### Material for this task ###

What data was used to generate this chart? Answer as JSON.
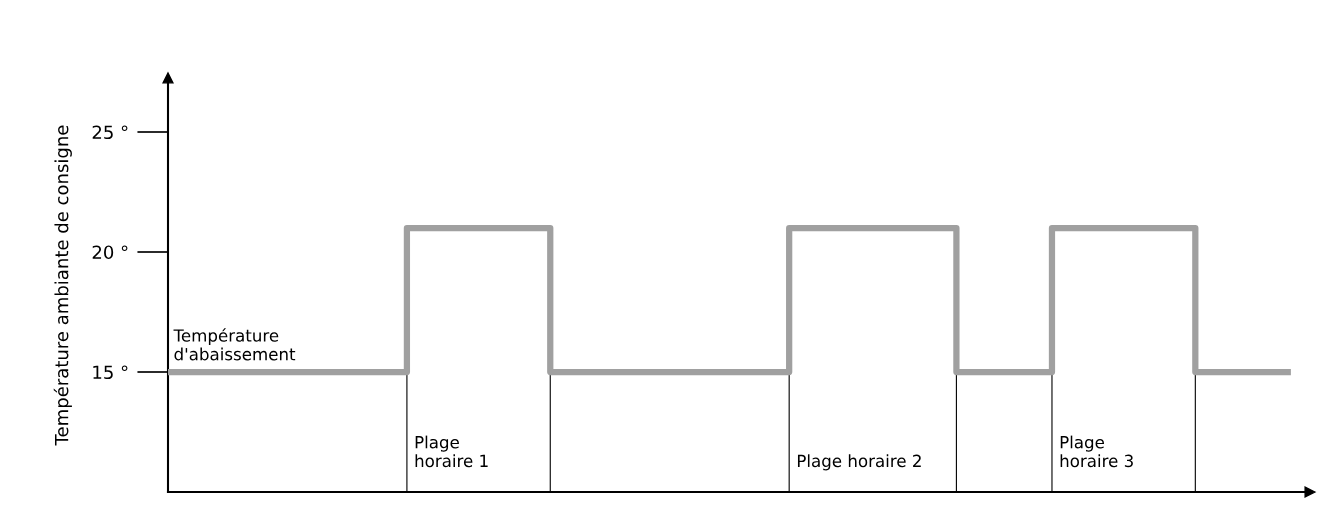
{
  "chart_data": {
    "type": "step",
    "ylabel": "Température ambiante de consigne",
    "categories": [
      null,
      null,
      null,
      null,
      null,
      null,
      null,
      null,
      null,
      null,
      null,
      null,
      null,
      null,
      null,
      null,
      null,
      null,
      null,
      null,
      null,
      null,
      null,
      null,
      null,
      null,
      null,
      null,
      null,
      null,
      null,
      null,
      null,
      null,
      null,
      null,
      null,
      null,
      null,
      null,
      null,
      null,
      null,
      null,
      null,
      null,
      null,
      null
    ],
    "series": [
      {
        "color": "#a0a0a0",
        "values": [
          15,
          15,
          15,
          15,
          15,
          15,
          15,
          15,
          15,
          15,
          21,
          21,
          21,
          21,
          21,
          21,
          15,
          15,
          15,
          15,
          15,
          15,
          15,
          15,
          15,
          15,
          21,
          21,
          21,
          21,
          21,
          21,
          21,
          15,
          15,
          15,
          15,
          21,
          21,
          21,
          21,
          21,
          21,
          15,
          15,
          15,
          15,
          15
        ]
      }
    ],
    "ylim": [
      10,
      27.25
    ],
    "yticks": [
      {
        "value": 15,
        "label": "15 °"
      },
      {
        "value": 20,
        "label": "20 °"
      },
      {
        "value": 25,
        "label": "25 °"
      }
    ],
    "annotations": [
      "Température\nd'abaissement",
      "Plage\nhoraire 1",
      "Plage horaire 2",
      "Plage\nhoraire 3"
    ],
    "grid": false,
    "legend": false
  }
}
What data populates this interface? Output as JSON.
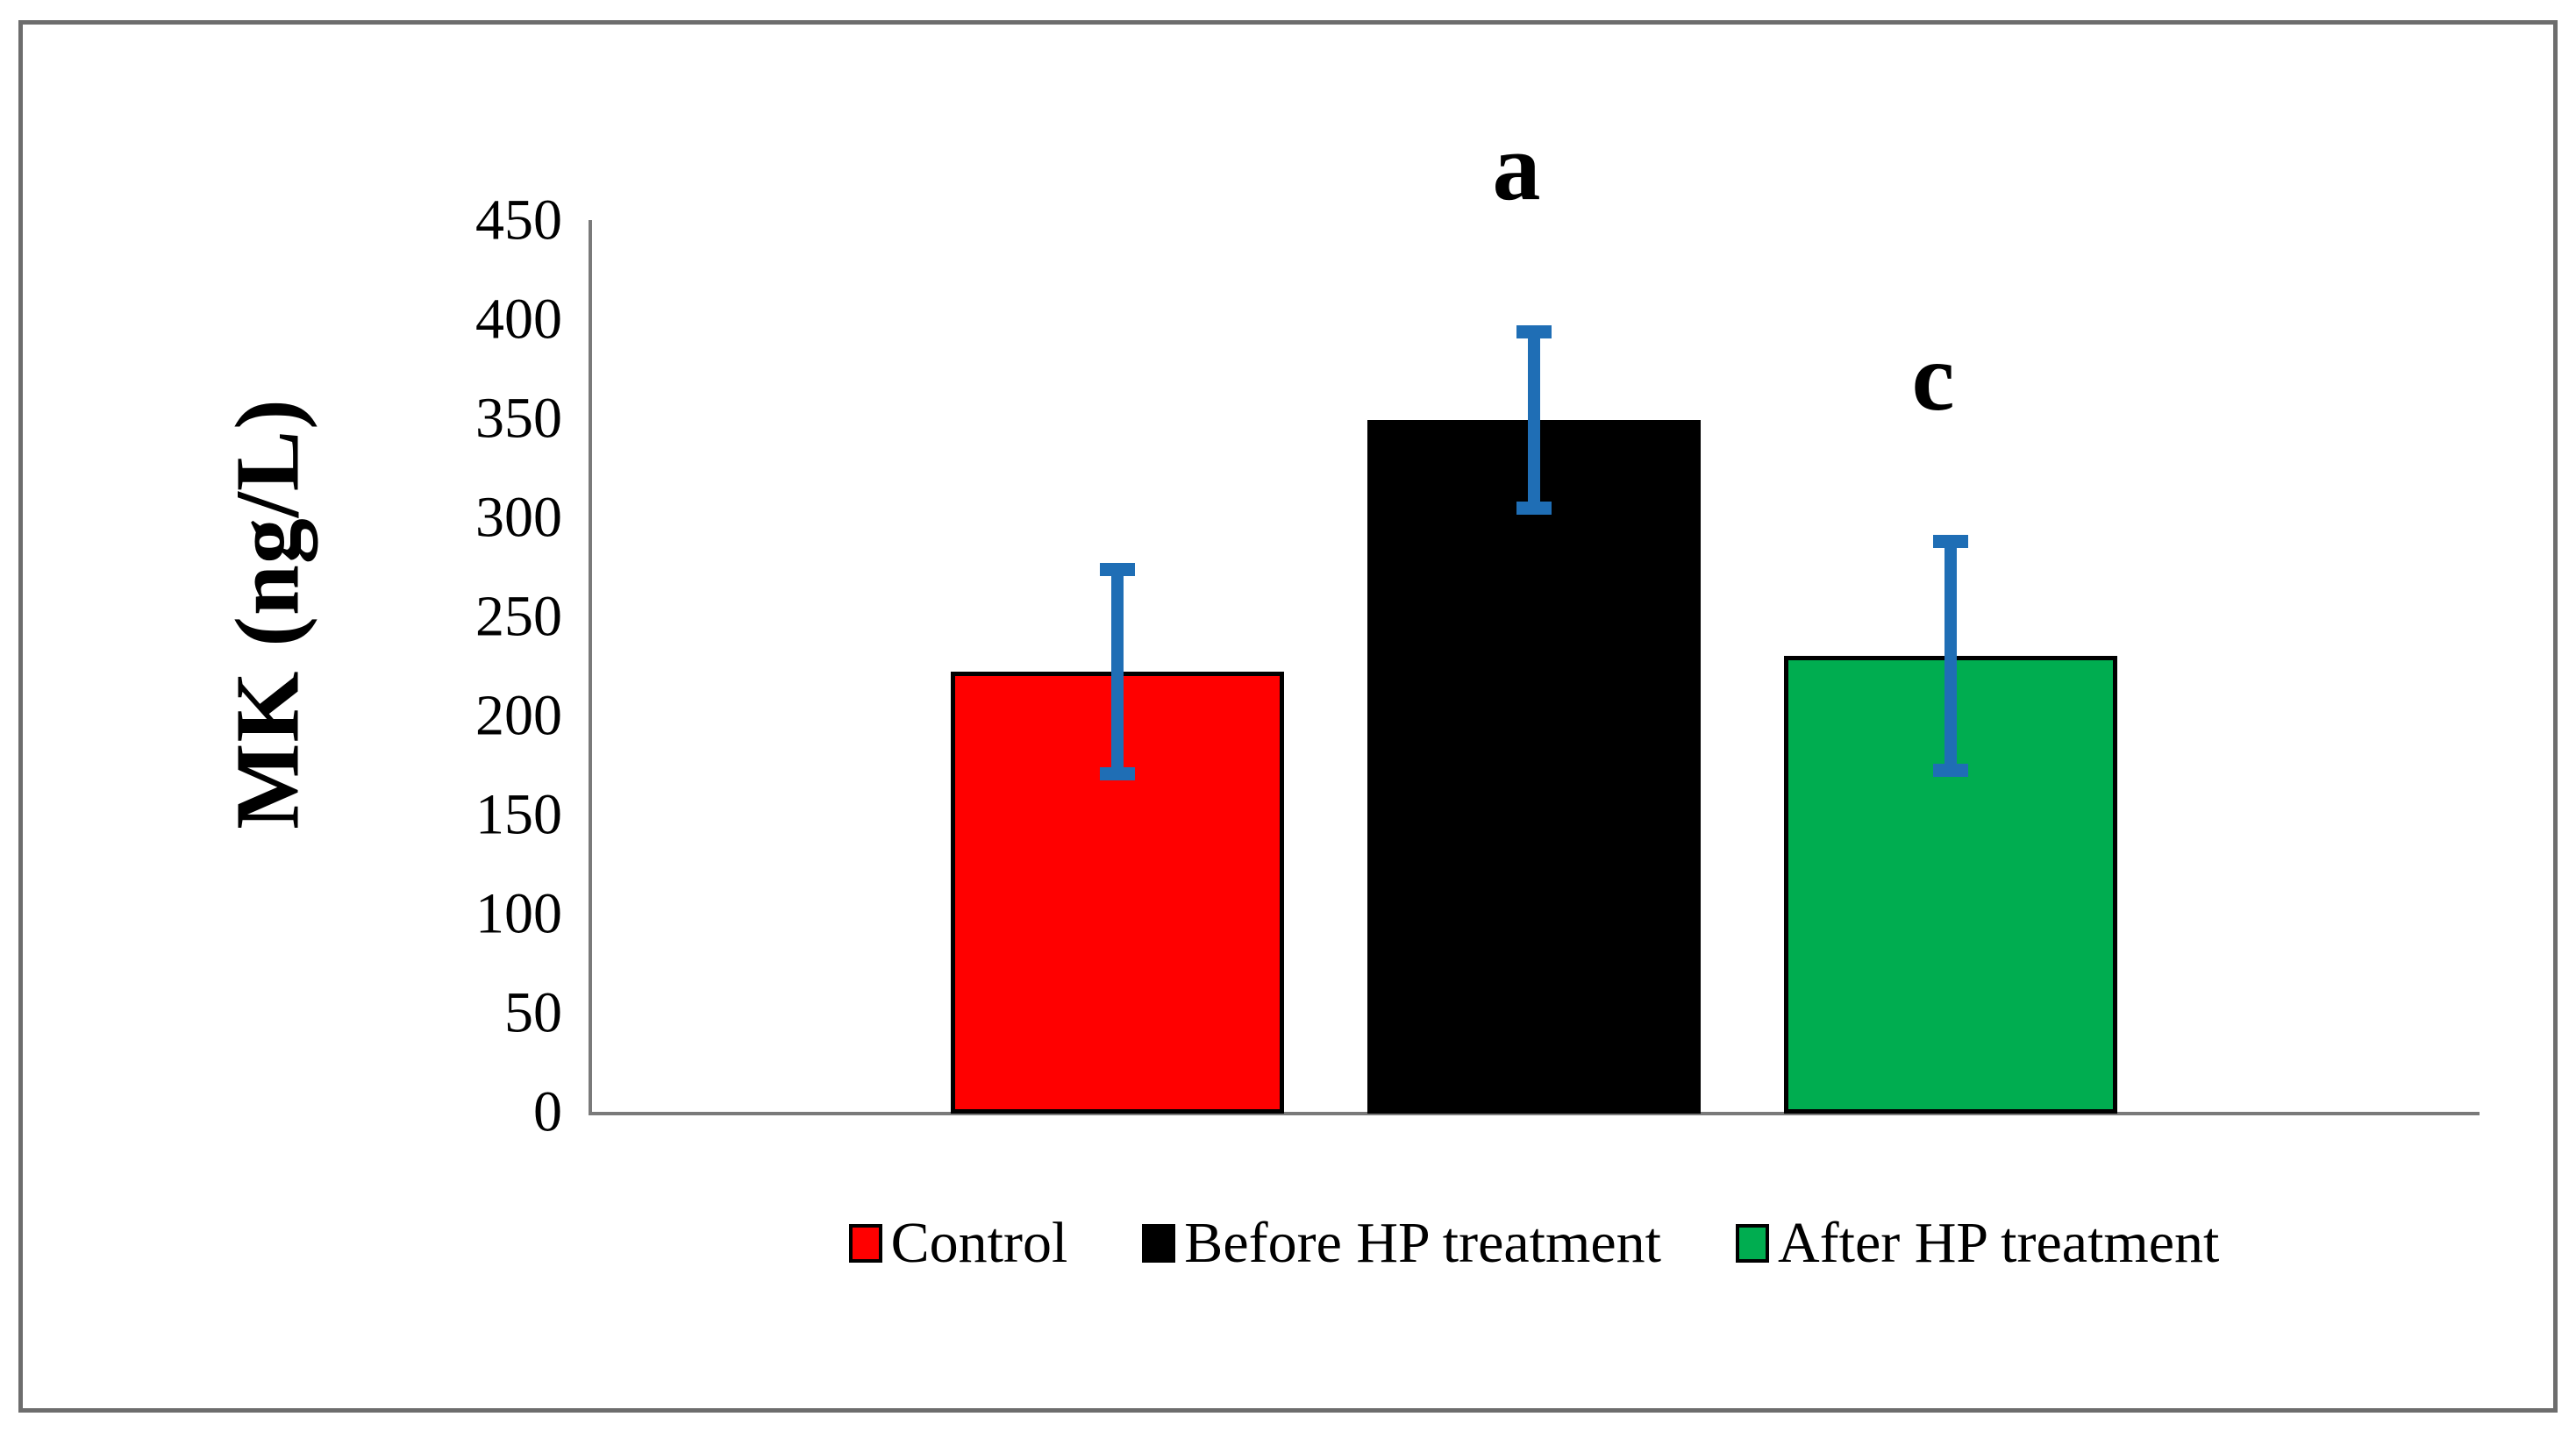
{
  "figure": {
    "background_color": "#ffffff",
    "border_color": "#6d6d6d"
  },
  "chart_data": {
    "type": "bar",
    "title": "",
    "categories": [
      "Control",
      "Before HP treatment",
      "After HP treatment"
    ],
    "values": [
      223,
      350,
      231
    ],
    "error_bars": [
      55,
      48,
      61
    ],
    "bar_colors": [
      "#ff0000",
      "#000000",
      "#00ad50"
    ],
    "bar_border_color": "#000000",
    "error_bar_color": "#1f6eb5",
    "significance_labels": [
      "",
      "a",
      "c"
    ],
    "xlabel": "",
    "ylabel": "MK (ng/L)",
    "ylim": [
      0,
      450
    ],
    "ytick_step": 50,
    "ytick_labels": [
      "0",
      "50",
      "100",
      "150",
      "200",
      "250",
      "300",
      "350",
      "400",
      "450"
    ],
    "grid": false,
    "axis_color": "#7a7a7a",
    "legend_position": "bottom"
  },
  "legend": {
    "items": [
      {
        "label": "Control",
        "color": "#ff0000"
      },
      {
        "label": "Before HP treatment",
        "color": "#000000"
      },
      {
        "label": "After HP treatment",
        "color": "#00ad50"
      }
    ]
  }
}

###

Copy out all the entries exactly. Images stay out of the copy.

What data was used to generate this chart? Answer as JSON.
{
  "chart_data": {
    "type": "step",
    "ylabel": "Température ambiante de consigne",
    "categories": [
      null,
      null,
      null,
      null,
      null,
      null,
      null,
      null,
      null,
      null,
      null,
      null,
      null,
      null,
      null,
      null,
      null,
      null,
      null,
      null,
      null,
      null,
      null,
      null,
      null,
      null,
      null,
      null,
      null,
      null,
      null,
      null,
      null,
      null,
      null,
      null,
      null,
      null,
      null,
      null,
      null,
      null,
      null,
      null,
      null,
      null,
      null,
      null
    ],
    "series": [
      {
        "color": "#a0a0a0",
        "values": [
          15,
          15,
          15,
          15,
          15,
          15,
          15,
          15,
          15,
          15,
          21,
          21,
          21,
          21,
          21,
          21,
          15,
          15,
          15,
          15,
          15,
          15,
          15,
          15,
          15,
          15,
          21,
          21,
          21,
          21,
          21,
          21,
          21,
          15,
          15,
          15,
          15,
          21,
          21,
          21,
          21,
          21,
          21,
          15,
          15,
          15,
          15,
          15
        ]
      }
    ],
    "ylim": [
      10,
      27.25
    ],
    "yticks": [
      {
        "value": 15,
        "label": "15 °"
      },
      {
        "value": 20,
        "label": "20 °"
      },
      {
        "value": 25,
        "label": "25 °"
      }
    ],
    "annotations": [
      "Température\nd'abaissement",
      "Plage\nhoraire 1",
      "Plage horaire 2",
      "Plage\nhoraire 3"
    ],
    "grid": false,
    "legend": false
  }
}
What data populates this interface? Output as JSON.
{
  "figure": {
    "background_color": "#ffffff",
    "border_color": "#6d6d6d"
  },
  "chart_data": {
    "type": "bar",
    "title": "",
    "categories": [
      "Control",
      "Before HP treatment",
      "After HP treatment"
    ],
    "values": [
      223,
      350,
      231
    ],
    "error_bars": [
      55,
      48,
      61
    ],
    "bar_colors": [
      "#ff0000",
      "#000000",
      "#00ad50"
    ],
    "bar_border_color": "#000000",
    "error_bar_color": "#1f6eb5",
    "significance_labels": [
      "",
      "a",
      "c"
    ],
    "xlabel": "",
    "ylabel": "MK (ng/L)",
    "ylim": [
      0,
      450
    ],
    "ytick_step": 50,
    "ytick_labels": [
      "0",
      "50",
      "100",
      "150",
      "200",
      "250",
      "300",
      "350",
      "400",
      "450"
    ],
    "grid": false,
    "axis_color": "#7a7a7a",
    "legend_position": "bottom"
  },
  "legend": {
    "items": [
      {
        "label": "Control",
        "color": "#ff0000"
      },
      {
        "label": "Before HP treatment",
        "color": "#000000"
      },
      {
        "label": "After HP treatment",
        "color": "#00ad50"
      }
    ]
  }
}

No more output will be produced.